* **Objective**
Using the listing below, select the lines with the word "پیشنهادات" and copy them.
** Start **
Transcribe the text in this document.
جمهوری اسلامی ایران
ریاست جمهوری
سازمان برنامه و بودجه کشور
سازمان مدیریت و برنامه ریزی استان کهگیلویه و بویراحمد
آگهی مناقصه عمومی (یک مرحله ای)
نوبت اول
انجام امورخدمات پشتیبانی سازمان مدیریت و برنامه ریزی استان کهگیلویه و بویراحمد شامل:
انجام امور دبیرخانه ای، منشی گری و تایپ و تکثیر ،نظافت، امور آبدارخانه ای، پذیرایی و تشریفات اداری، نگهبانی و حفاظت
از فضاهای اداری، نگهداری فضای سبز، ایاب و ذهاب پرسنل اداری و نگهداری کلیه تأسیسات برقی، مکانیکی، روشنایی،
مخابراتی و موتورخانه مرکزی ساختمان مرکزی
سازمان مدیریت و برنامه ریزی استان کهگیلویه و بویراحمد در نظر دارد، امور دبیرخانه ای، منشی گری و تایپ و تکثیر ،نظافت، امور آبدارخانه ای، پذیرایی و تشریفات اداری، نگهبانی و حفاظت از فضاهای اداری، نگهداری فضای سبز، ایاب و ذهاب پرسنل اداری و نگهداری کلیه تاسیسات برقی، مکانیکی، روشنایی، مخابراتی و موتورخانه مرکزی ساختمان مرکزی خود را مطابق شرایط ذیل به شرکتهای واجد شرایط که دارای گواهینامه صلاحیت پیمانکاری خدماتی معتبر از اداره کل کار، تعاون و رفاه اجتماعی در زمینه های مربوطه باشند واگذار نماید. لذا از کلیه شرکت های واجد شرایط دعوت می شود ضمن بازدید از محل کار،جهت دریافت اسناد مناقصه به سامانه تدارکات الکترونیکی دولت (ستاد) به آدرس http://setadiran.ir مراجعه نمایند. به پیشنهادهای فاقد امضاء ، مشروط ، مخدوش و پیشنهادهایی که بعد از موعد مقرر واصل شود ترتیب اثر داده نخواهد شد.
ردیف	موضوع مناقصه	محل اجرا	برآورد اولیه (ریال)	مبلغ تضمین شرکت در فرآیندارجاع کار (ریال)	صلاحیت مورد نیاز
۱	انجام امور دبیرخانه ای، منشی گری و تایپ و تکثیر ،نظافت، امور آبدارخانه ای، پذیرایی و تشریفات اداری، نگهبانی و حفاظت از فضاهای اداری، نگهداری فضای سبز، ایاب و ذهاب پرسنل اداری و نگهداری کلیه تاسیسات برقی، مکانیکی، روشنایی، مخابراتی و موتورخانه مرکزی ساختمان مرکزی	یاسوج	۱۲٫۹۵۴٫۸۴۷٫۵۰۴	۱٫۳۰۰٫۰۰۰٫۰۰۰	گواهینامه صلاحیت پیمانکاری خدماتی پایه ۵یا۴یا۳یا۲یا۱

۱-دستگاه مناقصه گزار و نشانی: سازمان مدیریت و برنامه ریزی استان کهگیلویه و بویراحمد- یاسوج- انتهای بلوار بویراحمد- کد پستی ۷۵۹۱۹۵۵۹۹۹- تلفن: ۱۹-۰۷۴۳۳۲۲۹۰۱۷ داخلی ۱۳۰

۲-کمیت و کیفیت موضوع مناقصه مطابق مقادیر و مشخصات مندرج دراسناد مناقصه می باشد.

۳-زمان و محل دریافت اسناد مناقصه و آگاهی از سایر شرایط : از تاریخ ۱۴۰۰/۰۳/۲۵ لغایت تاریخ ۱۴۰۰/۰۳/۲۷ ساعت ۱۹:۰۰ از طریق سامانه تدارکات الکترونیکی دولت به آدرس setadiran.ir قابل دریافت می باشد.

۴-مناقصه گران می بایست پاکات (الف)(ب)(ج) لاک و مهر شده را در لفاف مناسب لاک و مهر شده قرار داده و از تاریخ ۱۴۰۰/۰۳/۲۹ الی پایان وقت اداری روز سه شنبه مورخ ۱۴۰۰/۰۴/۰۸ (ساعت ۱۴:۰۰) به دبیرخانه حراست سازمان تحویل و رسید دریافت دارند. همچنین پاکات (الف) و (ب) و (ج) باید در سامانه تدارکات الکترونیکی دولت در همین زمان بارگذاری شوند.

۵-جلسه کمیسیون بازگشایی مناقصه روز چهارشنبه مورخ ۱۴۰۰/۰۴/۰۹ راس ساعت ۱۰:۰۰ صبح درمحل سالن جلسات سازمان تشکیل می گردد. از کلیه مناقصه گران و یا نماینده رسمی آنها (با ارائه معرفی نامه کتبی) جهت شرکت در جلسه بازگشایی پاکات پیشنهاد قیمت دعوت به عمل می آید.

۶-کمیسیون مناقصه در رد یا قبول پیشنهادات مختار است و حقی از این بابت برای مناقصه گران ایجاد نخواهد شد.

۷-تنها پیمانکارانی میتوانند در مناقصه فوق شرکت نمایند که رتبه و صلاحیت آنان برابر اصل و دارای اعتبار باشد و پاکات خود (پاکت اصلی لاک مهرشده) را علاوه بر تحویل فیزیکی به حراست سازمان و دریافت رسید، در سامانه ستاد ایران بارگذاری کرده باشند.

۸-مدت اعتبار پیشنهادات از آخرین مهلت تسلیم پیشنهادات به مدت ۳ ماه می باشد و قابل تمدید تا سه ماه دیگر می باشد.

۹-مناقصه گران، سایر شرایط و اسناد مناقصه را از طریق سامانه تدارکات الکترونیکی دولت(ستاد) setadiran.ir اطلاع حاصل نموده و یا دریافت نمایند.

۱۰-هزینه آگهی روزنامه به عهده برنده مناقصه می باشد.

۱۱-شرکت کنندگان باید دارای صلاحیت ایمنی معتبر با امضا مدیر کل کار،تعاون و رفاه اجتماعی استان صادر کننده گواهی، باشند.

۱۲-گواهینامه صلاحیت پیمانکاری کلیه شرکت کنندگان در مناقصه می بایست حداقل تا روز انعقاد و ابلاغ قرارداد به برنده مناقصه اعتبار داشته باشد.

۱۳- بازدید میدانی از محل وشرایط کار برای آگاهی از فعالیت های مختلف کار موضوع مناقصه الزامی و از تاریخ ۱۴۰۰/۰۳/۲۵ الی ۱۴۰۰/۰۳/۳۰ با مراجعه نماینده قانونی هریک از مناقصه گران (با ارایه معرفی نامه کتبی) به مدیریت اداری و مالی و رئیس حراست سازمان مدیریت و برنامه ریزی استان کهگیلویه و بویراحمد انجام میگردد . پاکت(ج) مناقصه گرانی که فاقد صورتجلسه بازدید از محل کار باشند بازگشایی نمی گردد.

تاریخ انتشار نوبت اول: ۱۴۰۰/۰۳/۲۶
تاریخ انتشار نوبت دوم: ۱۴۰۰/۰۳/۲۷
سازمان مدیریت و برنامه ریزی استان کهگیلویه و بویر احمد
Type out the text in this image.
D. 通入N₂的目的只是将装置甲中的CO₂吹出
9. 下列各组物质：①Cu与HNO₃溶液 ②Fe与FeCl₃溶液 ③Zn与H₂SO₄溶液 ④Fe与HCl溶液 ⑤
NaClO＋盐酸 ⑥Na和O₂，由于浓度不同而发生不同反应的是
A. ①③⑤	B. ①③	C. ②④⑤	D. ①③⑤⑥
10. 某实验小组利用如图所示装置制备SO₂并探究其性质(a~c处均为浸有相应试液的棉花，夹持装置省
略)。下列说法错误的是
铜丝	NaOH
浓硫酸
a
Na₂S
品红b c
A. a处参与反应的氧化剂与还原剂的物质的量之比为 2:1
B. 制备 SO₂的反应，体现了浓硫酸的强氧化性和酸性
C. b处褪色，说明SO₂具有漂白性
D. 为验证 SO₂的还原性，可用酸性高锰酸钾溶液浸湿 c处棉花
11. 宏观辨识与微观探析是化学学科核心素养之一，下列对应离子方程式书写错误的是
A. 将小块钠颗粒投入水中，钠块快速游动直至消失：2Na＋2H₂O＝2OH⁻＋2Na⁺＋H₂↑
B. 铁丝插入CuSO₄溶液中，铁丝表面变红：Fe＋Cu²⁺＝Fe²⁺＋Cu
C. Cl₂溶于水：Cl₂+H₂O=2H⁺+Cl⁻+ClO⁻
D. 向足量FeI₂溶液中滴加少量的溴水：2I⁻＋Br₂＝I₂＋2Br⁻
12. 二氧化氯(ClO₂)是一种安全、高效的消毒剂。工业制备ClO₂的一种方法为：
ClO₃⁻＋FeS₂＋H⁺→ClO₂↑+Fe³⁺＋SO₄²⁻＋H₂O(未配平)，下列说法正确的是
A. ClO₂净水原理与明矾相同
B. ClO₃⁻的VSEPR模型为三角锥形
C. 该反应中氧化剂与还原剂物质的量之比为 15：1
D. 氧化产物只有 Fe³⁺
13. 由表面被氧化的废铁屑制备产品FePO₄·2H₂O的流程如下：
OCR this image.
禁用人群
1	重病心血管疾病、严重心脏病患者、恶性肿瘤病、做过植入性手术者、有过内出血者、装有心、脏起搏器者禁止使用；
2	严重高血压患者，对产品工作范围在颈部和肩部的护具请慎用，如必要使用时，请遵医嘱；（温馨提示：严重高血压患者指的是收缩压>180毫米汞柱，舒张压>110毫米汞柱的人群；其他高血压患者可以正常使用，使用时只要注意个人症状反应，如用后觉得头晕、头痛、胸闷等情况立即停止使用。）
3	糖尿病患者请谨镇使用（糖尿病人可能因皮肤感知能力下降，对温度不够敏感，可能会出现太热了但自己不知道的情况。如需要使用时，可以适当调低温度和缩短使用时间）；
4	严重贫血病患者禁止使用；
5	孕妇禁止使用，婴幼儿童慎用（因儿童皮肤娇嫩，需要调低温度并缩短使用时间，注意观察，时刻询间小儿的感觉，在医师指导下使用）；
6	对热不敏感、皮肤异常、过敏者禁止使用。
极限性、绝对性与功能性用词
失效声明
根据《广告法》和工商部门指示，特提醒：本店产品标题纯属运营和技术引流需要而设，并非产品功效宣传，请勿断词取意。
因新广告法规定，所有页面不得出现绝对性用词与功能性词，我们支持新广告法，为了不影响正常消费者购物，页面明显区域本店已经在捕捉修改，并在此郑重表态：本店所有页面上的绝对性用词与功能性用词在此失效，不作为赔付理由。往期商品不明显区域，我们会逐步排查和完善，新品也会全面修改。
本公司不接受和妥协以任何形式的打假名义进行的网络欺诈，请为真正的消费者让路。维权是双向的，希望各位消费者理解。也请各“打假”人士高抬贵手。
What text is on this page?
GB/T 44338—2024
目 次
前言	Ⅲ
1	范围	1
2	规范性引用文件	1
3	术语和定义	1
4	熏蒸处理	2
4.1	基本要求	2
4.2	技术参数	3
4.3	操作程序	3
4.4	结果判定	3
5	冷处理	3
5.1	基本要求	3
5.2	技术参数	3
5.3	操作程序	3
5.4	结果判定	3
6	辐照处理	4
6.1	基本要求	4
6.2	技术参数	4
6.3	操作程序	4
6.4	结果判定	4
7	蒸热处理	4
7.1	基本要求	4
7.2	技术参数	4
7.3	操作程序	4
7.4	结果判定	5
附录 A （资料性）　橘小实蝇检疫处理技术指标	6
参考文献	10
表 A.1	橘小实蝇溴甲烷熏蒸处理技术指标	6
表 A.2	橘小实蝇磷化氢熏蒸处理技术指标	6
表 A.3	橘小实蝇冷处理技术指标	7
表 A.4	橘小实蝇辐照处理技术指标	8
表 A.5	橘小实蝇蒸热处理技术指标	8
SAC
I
** End **
* **Task result**
۶-کمیسیون مناقصه در رد یا قبول پیشنهادات مختار است و حقی از این بابت برای مناقصه گران ایجاد نخواهد شد.
۸-مدت اعتبار پیشنهادات از آخرین مهلت تسلیم پیشنهادات به مدت ۳ ماه می باشد و قابل تمدید تا سه ماه دیگر می باشد.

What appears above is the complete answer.